***** Material for this task *****

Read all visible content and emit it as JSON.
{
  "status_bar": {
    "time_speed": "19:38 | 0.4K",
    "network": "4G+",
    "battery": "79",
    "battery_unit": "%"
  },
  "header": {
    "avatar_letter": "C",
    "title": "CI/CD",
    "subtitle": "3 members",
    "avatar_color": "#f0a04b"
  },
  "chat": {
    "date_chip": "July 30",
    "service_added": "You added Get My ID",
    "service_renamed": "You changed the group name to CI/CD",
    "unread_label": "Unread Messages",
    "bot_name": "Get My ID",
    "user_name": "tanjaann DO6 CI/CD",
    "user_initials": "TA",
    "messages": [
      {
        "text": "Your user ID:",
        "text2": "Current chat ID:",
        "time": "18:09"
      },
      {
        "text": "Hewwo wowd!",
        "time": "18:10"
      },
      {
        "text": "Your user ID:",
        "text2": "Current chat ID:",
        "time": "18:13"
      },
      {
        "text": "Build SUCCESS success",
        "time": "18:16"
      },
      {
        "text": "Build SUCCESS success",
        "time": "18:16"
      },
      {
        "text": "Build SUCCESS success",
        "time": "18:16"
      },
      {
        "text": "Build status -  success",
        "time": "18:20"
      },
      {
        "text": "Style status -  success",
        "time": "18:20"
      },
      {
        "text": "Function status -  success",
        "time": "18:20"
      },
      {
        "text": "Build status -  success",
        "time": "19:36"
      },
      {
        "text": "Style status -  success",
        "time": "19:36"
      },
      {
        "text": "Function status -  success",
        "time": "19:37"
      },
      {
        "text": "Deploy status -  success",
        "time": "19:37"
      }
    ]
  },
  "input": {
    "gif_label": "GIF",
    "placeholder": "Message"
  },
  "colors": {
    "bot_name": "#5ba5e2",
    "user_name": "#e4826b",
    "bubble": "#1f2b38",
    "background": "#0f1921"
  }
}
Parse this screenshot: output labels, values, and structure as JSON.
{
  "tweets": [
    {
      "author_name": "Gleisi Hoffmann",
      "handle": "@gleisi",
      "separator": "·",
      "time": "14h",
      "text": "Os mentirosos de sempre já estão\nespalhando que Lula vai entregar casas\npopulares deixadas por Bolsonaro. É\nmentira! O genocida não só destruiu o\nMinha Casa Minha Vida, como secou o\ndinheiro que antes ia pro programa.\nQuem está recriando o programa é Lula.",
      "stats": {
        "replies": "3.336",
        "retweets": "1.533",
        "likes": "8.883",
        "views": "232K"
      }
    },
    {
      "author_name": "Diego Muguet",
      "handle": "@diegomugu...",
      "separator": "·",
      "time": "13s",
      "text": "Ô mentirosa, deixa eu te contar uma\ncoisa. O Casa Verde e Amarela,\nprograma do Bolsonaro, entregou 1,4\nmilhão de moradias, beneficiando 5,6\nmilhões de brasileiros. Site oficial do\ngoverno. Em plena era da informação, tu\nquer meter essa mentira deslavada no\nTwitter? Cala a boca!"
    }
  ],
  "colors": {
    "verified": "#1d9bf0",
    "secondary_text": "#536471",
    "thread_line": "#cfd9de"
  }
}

*****

Task goal: Copy out all of the records shown above exactly.

In response:
Read all visible content and emit it as JSON.
{
  "status_bar": {
    "time_speed": "19:38 | 0.4K",
    "network": "4G+",
    "battery": "79",
    "battery_unit": "%"
  },
  "header": {
    "avatar_letter": "C",
    "title": "CI/CD",
    "subtitle": "3 members",
    "avatar_color": "#f0a04b"
  },
  "chat": {
    "date_chip": "July 30",
    "service_added": "You added Get My ID",
    "service_renamed": "You changed the group name to CI/CD",
    "unread_label": "Unread Messages",
    "bot_name": "Get My ID",
    "user_name": "tanjaann DO6 CI/CD",
    "user_initials": "TA",
    "messages": [
      {
        "text": "Your user ID:",
        "text2": "Current chat ID:",
        "time": "18:09"
      },
      {
        "text": "Hewwo wowd!",
        "time": "18:10"
      },
      {
        "text": "Your user ID:",
        "text2": "Current chat ID:",
        "time": "18:13"
      },
      {
        "text": "Build SUCCESS success",
        "time": "18:16"
      },
      {
        "text": "Build SUCCESS success",
        "time": "18:16"
      },
      {
        "text": "Build SUCCESS success",
        "time": "18:16"
      },
      {
        "text": "Build status -  success",
        "time": "18:20"
      },
      {
        "text": "Style status -  success",
        "time": "18:20"
      },
      {
        "text": "Function status -  success",
        "time": "18:20"
      },
      {
        "text": "Build status -  success",
        "time": "19:36"
      },
      {
        "text": "Style status -  success",
        "time": "19:36"
      },
      {
        "text": "Function status -  success",
        "time": "19:37"
      },
      {
        "text": "Deploy status -  success",
        "time": "19:37"
      }
    ]
  },
  "input": {
    "gif_label": "GIF",
    "placeholder": "Message"
  },
  "colors": {
    "bot_name": "#5ba5e2",
    "user_name": "#e4826b",
    "bubble": "#1f2b38",
    "background": "#0f1921"
  }
}
Parse this screenshot: output labels, values, and structure as JSON.
{
  "tweets": [
    {
      "author_name": "Gleisi Hoffmann",
      "handle": "@gleisi",
      "separator": "·",
      "time": "14h",
      "text": "Os mentirosos de sempre já estão\nespalhando que Lula vai entregar casas\npopulares deixadas por Bolsonaro. É\nmentira! O genocida não só destruiu o\nMinha Casa Minha Vida, como secou o\ndinheiro que antes ia pro programa.\nQuem está recriando o programa é Lula.",
      "stats": {
        "replies": "3.336",
        "retweets": "1.533",
        "likes": "8.883",
        "views": "232K"
      }
    },
    {
      "author_name": "Diego Muguet",
      "handle": "@diegomugu...",
      "separator": "·",
      "time": "13s",
      "text": "Ô mentirosa, deixa eu te contar uma\ncoisa. O Casa Verde e Amarela,\nprograma do Bolsonaro, entregou 1,4\nmilhão de moradias, beneficiando 5,6\nmilhões de brasileiros. Site oficial do\ngoverno. Em plena era da informação, tu\nquer meter essa mentira deslavada no\nTwitter? Cala a boca!"
    }
  ],
  "colors": {
    "verified": "#1d9bf0",
    "secondary_text": "#536471",
    "thread_line": "#cfd9de"
  }
}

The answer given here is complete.